## What is asked
Print each of the rows below verbatim, leaving out the pictures.

--- BEGIN Input material ---

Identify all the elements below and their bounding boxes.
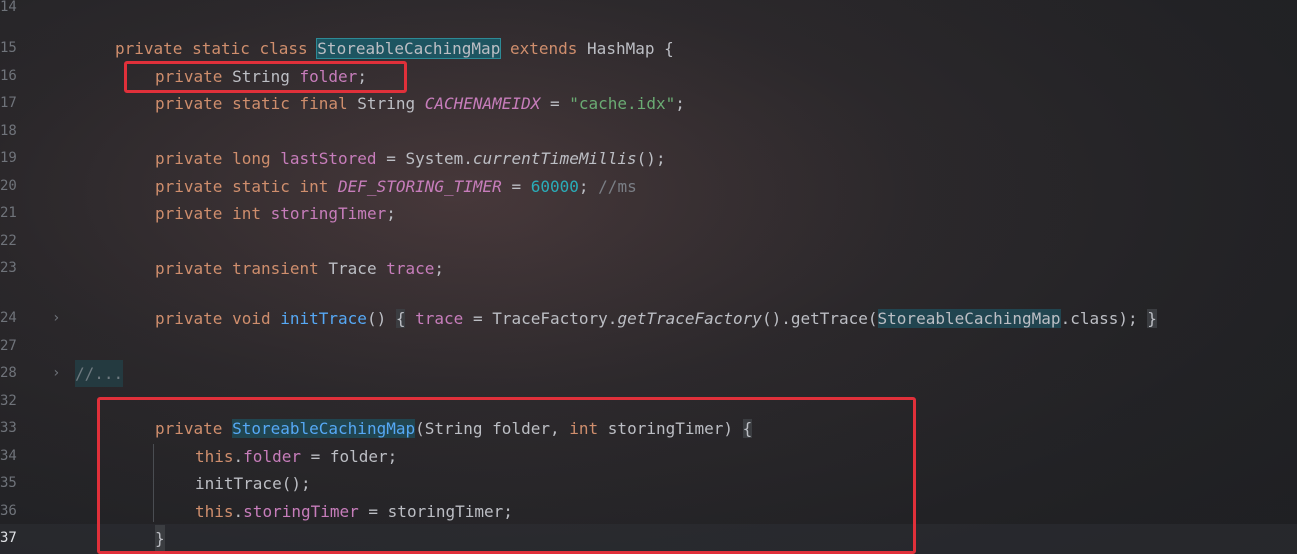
code-line-23: 23 private transient Trace trace; — [0, 255, 1297, 282]
code-line-21: 21 private int storingTimer; — [0, 200, 1297, 227]
code-line-15: 15 private static class StoreableCaching… — [0, 35, 1297, 62]
code-line-27: 27 — [0, 333, 1297, 360]
code-line-24: 24 › private void initTrace() { trace = … — [0, 305, 1297, 332]
line-number: 20 — [0, 178, 17, 194]
line-number: 34 — [0, 448, 17, 464]
line-number: 27 — [0, 338, 17, 354]
line-number: 15 — [0, 40, 17, 56]
class-name-highlight: StoreableCachingMap — [316, 38, 502, 59]
line-number: 14 — [0, 0, 17, 15]
line-number: 18 — [0, 123, 17, 139]
line-number: 22 — [0, 233, 17, 249]
folded-code-region[interactable]: //... — [75, 360, 124, 387]
code-line-22: 22 — [0, 228, 1297, 255]
code-line-20: 20 private static int DEF_STORING_TIMER … — [0, 173, 1297, 200]
line-number: 19 — [0, 150, 17, 166]
chevron-right-icon[interactable]: › — [52, 305, 60, 332]
line-number: 36 — [0, 503, 17, 519]
code-line-17: 17 private static final String CACHENAME… — [0, 90, 1297, 117]
line-number: 37 — [0, 530, 17, 546]
code-line-18: 18 — [0, 118, 1297, 145]
code-line-28: 28 › //... — [0, 360, 1297, 387]
line-number: 17 — [0, 95, 17, 111]
line-number: 23 — [0, 260, 17, 276]
line-number: 21 — [0, 205, 17, 221]
line-number: 28 — [0, 365, 17, 381]
line-number: 32 — [0, 393, 17, 409]
line-number: 33 — [0, 420, 17, 436]
code-line-14: 14 — [0, 0, 1297, 21]
chevron-right-icon[interactable]: › — [52, 360, 60, 387]
line-number: 35 — [0, 475, 17, 491]
highlight-box-folder-field — [124, 61, 407, 93]
highlight-box-constructor — [97, 397, 916, 554]
line-number: 16 — [0, 68, 17, 84]
code-line-19: 19 private long lastStored = System.curr… — [0, 145, 1297, 172]
line-number: 24 — [0, 310, 17, 326]
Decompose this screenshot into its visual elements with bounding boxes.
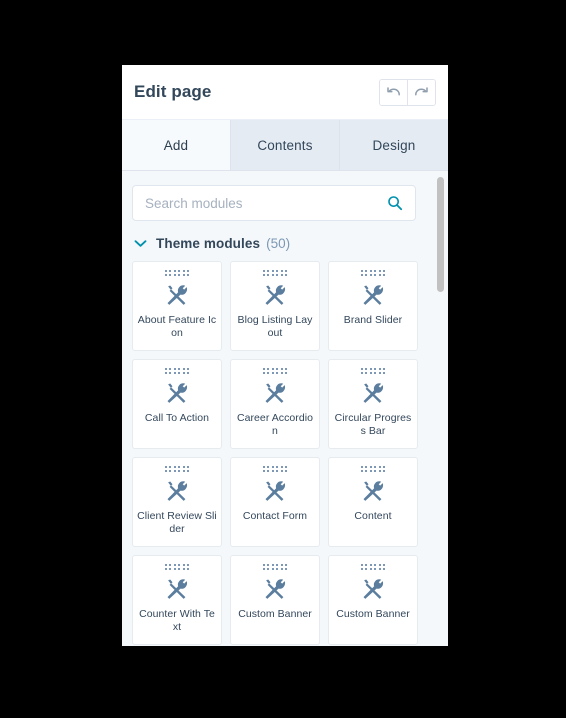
drag-handle-icon[interactable]: [262, 269, 288, 277]
module-label: Custom Banner: [336, 608, 410, 620]
page-title: Edit page: [134, 82, 212, 101]
module-grid: About Feature Icon Blog Listing Layout Bra…: [132, 261, 418, 645]
module-card[interactable]: Call To Action: [132, 359, 222, 449]
drag-handle-icon[interactable]: [164, 465, 190, 473]
module-card[interactable]: Brand Slider: [328, 261, 418, 351]
drag-handle-icon[interactable]: [164, 563, 190, 571]
module-card[interactable]: Blog Listing Layout: [230, 261, 320, 351]
tools-icon: [263, 478, 288, 504]
module-card[interactable]: Career Accordion: [230, 359, 320, 449]
module-label: About Feature Icon: [137, 314, 217, 339]
module-label: Content: [354, 510, 392, 522]
panel-tabbar: Add Contents Design: [122, 120, 448, 171]
drag-handle-icon[interactable]: [164, 269, 190, 277]
drag-handle-icon[interactable]: [360, 465, 386, 473]
tab-design[interactable]: Design: [340, 120, 448, 170]
drag-handle-icon[interactable]: [360, 367, 386, 375]
redo-icon: [414, 86, 429, 99]
history-button-group: [379, 78, 436, 106]
redo-button[interactable]: [407, 79, 435, 105]
tools-icon: [361, 282, 386, 308]
tab-contents[interactable]: Contents: [231, 120, 340, 170]
module-label: Counter With Text: [139, 608, 215, 633]
undo-button[interactable]: [380, 79, 407, 105]
tools-icon: [361, 478, 386, 504]
tools-icon: [165, 282, 190, 308]
module-card[interactable]: Custom Banner: [230, 555, 320, 645]
tools-icon: [361, 380, 386, 406]
module-card[interactable]: Contact Form: [230, 457, 320, 547]
module-label: Call To Action: [144, 412, 210, 424]
module-card[interactable]: Counter With Text: [132, 555, 222, 645]
search-input[interactable]: [145, 195, 387, 211]
scrollbar-thumb[interactable]: [437, 177, 444, 292]
module-label: Custom Banner: [238, 608, 312, 620]
module-card[interactable]: Custom Banner: [328, 555, 418, 645]
drag-handle-icon[interactable]: [262, 465, 288, 473]
undo-icon: [386, 86, 401, 99]
drag-handle-icon[interactable]: [360, 563, 386, 571]
chevron-down-icon: [134, 239, 147, 248]
module-card[interactable]: About Feature Icon: [132, 261, 222, 351]
theme-modules-section-header[interactable]: Theme modules (50): [132, 236, 438, 251]
drag-handle-icon[interactable]: [262, 367, 288, 375]
module-label: Client Review Slider: [137, 510, 217, 535]
module-card[interactable]: Client Review Slider: [132, 457, 222, 547]
panel-header: Edit page: [122, 65, 448, 120]
module-label: Contact Form: [242, 510, 308, 522]
tools-icon: [263, 576, 288, 602]
tools-icon: [165, 380, 190, 406]
drag-handle-icon[interactable]: [164, 367, 190, 375]
tools-icon: [165, 576, 190, 602]
drag-handle-icon[interactable]: [262, 563, 288, 571]
tools-icon: [263, 380, 288, 406]
section-count: (50): [266, 236, 291, 251]
tools-icon: [165, 478, 190, 504]
drag-handle-icon[interactable]: [360, 269, 386, 277]
tab-add[interactable]: Add: [122, 120, 231, 170]
section-title: Theme modules: [156, 236, 261, 251]
scrollbar-track[interactable]: [436, 171, 446, 646]
module-card[interactable]: Content: [328, 457, 418, 547]
module-label: Career Accordion: [236, 412, 314, 437]
module-label: Circular Progress Bar: [334, 412, 412, 437]
edit-page-panel: Edit page Add Contents Design Search mod…: [122, 65, 448, 646]
module-label: Blog Listing Layout: [237, 314, 313, 339]
module-label: Brand Slider: [343, 314, 403, 326]
tools-icon: [361, 576, 386, 602]
tools-icon: [263, 282, 288, 308]
search-field[interactable]: [132, 185, 416, 221]
module-card[interactable]: Circular Progress Bar: [328, 359, 418, 449]
search-icon[interactable]: [387, 195, 403, 211]
panel-scroll-body: Theme modules (50) About Feature Icon Blo…: [122, 171, 448, 646]
screen-background: Edit page Add Contents Design Search mod…: [0, 0, 566, 718]
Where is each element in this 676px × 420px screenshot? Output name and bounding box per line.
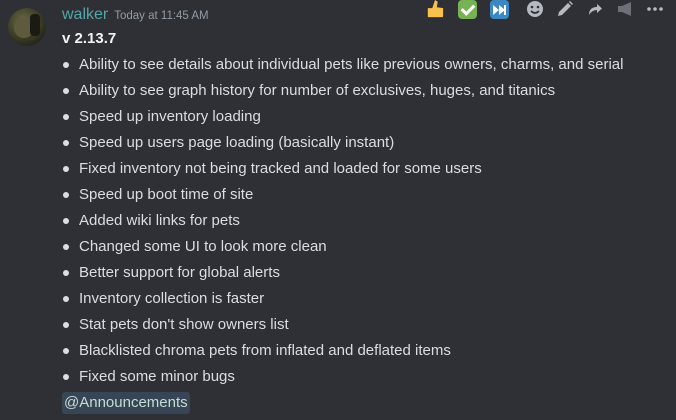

--- END Input material ---

## Solution to the problem
Identify all the elements below and their bounding boxes.
code-line-23: 23 private transient Trace trace; — [0, 255, 1297, 282]
code-line-21: 21 private int storingTimer; — [0, 200, 1297, 227]
code-line-15: 15 private static class StoreableCaching… — [0, 35, 1297, 62]
code-line-27: 27 — [0, 333, 1297, 360]
code-line-24: 24 › private void initTrace() { trace = … — [0, 305, 1297, 332]
line-number: 20 — [0, 178, 17, 194]
line-number: 34 — [0, 448, 17, 464]
line-number: 27 — [0, 338, 17, 354]
line-number: 15 — [0, 40, 17, 56]
class-name-highlight: StoreableCachingMap — [316, 38, 502, 59]
line-number: 14 — [0, 0, 17, 15]
line-number: 18 — [0, 123, 17, 139]
line-number: 22 — [0, 233, 17, 249]
folded-code-region[interactable]: //... — [75, 360, 124, 387]
code-line-22: 22 — [0, 228, 1297, 255]
code-line-20: 20 private static int DEF_STORING_TIMER … — [0, 173, 1297, 200]
line-number: 19 — [0, 150, 17, 166]
chevron-right-icon[interactable]: › — [52, 305, 60, 332]
line-number: 36 — [0, 503, 17, 519]
code-line-17: 17 private static final String CACHENAME… — [0, 90, 1297, 117]
line-number: 37 — [0, 530, 17, 546]
code-line-18: 18 — [0, 118, 1297, 145]
code-line-28: 28 › //... — [0, 360, 1297, 387]
line-number: 17 — [0, 95, 17, 111]
line-number: 23 — [0, 260, 17, 276]
line-number: 21 — [0, 205, 17, 221]
line-number: 28 — [0, 365, 17, 381]
line-number: 32 — [0, 393, 17, 409]
line-number: 33 — [0, 420, 17, 436]
code-line-14: 14 — [0, 0, 1297, 21]
chevron-right-icon[interactable]: › — [52, 360, 60, 387]
line-number: 35 — [0, 475, 17, 491]
highlight-box-folder-field — [124, 61, 407, 93]
highlight-box-constructor — [97, 397, 916, 554]
line-number: 16 — [0, 68, 17, 84]
code-line-19: 19 private long lastStored = System.curr… — [0, 145, 1297, 172]
line-number: 24 — [0, 310, 17, 326]
Decompose this screenshot into its visual elements with bounding boxes.
drag-handle-icon[interactable]: [262, 269, 288, 277]
module-label: Custom Banner: [336, 608, 410, 620]
page-title: Edit page: [134, 82, 212, 101]
module-grid: About Feature Icon Blog Listing Layout Bra…: [132, 261, 418, 645]
module-card[interactable]: Call To Action: [132, 359, 222, 449]
drag-handle-icon[interactable]: [164, 465, 190, 473]
module-card[interactable]: Brand Slider: [328, 261, 418, 351]
drag-handle-icon[interactable]: [164, 563, 190, 571]
module-card[interactable]: Blog Listing Layout: [230, 261, 320, 351]
tools-icon: [263, 478, 288, 504]
module-card[interactable]: Career Accordion: [230, 359, 320, 449]
module-label: About Feature Icon: [137, 314, 217, 339]
module-label: Content: [354, 510, 392, 522]
panel-tabbar: Add Contents Design: [122, 120, 448, 171]
drag-handle-icon[interactable]: [164, 269, 190, 277]
drag-handle-icon[interactable]: [360, 465, 386, 473]
tab-design[interactable]: Design: [340, 120, 448, 170]
drag-handle-icon[interactable]: [360, 367, 386, 375]
redo-icon: [414, 86, 429, 99]
history-button-group: [379, 78, 436, 106]
redo-button[interactable]: [407, 79, 435, 105]
tools-icon: [361, 282, 386, 308]
tab-contents[interactable]: Contents: [231, 120, 340, 170]
module-label: Counter With Text: [139, 608, 215, 633]
undo-button[interactable]: [380, 79, 407, 105]
tools-icon: [361, 478, 386, 504]
tools-icon: [165, 282, 190, 308]
module-card[interactable]: Custom Banner: [230, 555, 320, 645]
tools-icon: [361, 380, 386, 406]
module-card[interactable]: Contact Form: [230, 457, 320, 547]
module-label: Call To Action: [144, 412, 210, 424]
module-card[interactable]: Counter With Text: [132, 555, 222, 645]
search-input[interactable]: [145, 195, 387, 211]
scrollbar-thumb[interactable]: [437, 177, 444, 292]
module-label: Custom Banner: [238, 608, 312, 620]
module-card[interactable]: Custom Banner: [328, 555, 418, 645]
drag-handle-icon[interactable]: [262, 465, 288, 473]
undo-icon: [386, 86, 401, 99]
drag-handle-icon[interactable]: [360, 563, 386, 571]
chevron-down-icon: [134, 239, 147, 248]
module-card[interactable]: About Feature Icon: [132, 261, 222, 351]
theme-modules-section-header[interactable]: Theme modules (50): [132, 236, 438, 251]
drag-handle-icon[interactable]: [262, 367, 288, 375]
module-label: Client Review Slider: [137, 510, 217, 535]
module-card[interactable]: Client Review Slider: [132, 457, 222, 547]
panel-header: Edit page: [122, 65, 448, 120]
module-label: Contact Form: [242, 510, 308, 522]
tools-icon: [263, 576, 288, 602]
tools-icon: [165, 380, 190, 406]
drag-handle-icon[interactable]: [164, 367, 190, 375]
tools-icon: [165, 576, 190, 602]
drag-handle-icon[interactable]: [262, 563, 288, 571]
tools-icon: [263, 380, 288, 406]
section-count: (50): [266, 236, 291, 251]
tools-icon: [165, 478, 190, 504]
drag-handle-icon[interactable]: [360, 269, 386, 277]
tab-add[interactable]: Add: [122, 120, 231, 170]
section-title: Theme modules: [156, 236, 261, 251]
scrollbar-track[interactable]: [436, 171, 446, 646]
module-card[interactable]: Content: [328, 457, 418, 547]
module-label: Career Accordion: [236, 412, 314, 437]
module-label: Circular Progress Bar: [334, 412, 412, 437]
edit-page-panel: Edit page Add Contents Design Search mod…: [122, 65, 448, 646]
module-label: Blog Listing Layout: [237, 314, 313, 339]
module-label: Brand Slider: [343, 314, 403, 326]
tools-icon: [361, 576, 386, 602]
tools-icon: [263, 282, 288, 308]
search-field[interactable]: [132, 185, 416, 221]
module-card[interactable]: Circular Progress Bar: [328, 359, 418, 449]
search-icon[interactable]: [387, 195, 403, 211]
panel-scroll-body: Theme modules (50) About Feature Icon Blo…: [122, 171, 448, 646]
screen-background: Edit page Add Contents Design Search mod…: [0, 0, 566, 718]
Where is each element in this 676px × 420px screenshot? Output name and bounding box per line.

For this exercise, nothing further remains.